-- Begin EXTRACTED ENTRIES --

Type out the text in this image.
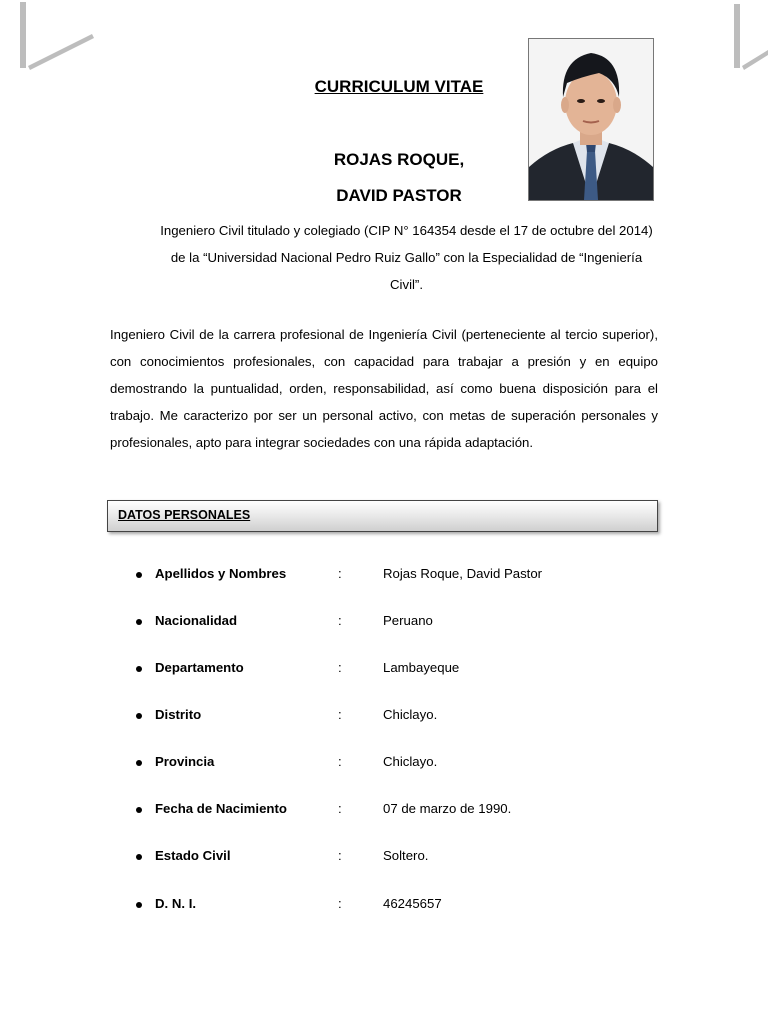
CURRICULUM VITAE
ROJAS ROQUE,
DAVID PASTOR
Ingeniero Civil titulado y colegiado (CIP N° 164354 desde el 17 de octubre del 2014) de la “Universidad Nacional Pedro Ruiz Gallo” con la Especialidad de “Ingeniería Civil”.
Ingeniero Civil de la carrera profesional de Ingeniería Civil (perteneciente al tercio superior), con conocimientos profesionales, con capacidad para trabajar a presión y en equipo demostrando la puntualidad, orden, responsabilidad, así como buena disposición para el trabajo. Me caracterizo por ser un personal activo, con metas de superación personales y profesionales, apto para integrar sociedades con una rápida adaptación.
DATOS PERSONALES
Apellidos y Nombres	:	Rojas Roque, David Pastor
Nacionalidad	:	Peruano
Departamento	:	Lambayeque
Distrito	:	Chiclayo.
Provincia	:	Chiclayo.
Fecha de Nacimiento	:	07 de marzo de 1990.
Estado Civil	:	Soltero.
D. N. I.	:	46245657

-- End EXTRACTED ENTRIES --

- WHAT YOU WILL DO -
The records above must be transcribed exactly. Pictures are left out of the copy.

- OUTPUT -
Type out the text in this image.
CURRICULUM VITAE
ROJAS ROQUE,
DAVID PASTOR
Ingeniero Civil titulado y colegiado (CIP N° 164354 desde el 17 de octubre del 2014) de la “Universidad Nacional Pedro Ruiz Gallo” con la Especialidad de “Ingeniería Civil”.
Ingeniero Civil de la carrera profesional de Ingeniería Civil (perteneciente al tercio superior), con conocimientos profesionales, con capacidad para trabajar a presión y en equipo demostrando la puntualidad, orden, responsabilidad, así como buena disposición para el trabajo. Me caracterizo por ser un personal activo, con metas de superación personales y profesionales, apto para integrar sociedades con una rápida adaptación.
DATOS PERSONALES
Apellidos y Nombres	:	Rojas Roque, David Pastor
Nacionalidad	:	Peruano
Departamento	:	Lambayeque
Distrito	:	Chiclayo.
Provincia	:	Chiclayo.
Fecha de Nacimiento	:	07 de marzo de 1990.
Estado Civil	:	Soltero.
D. N. I.	:	46245657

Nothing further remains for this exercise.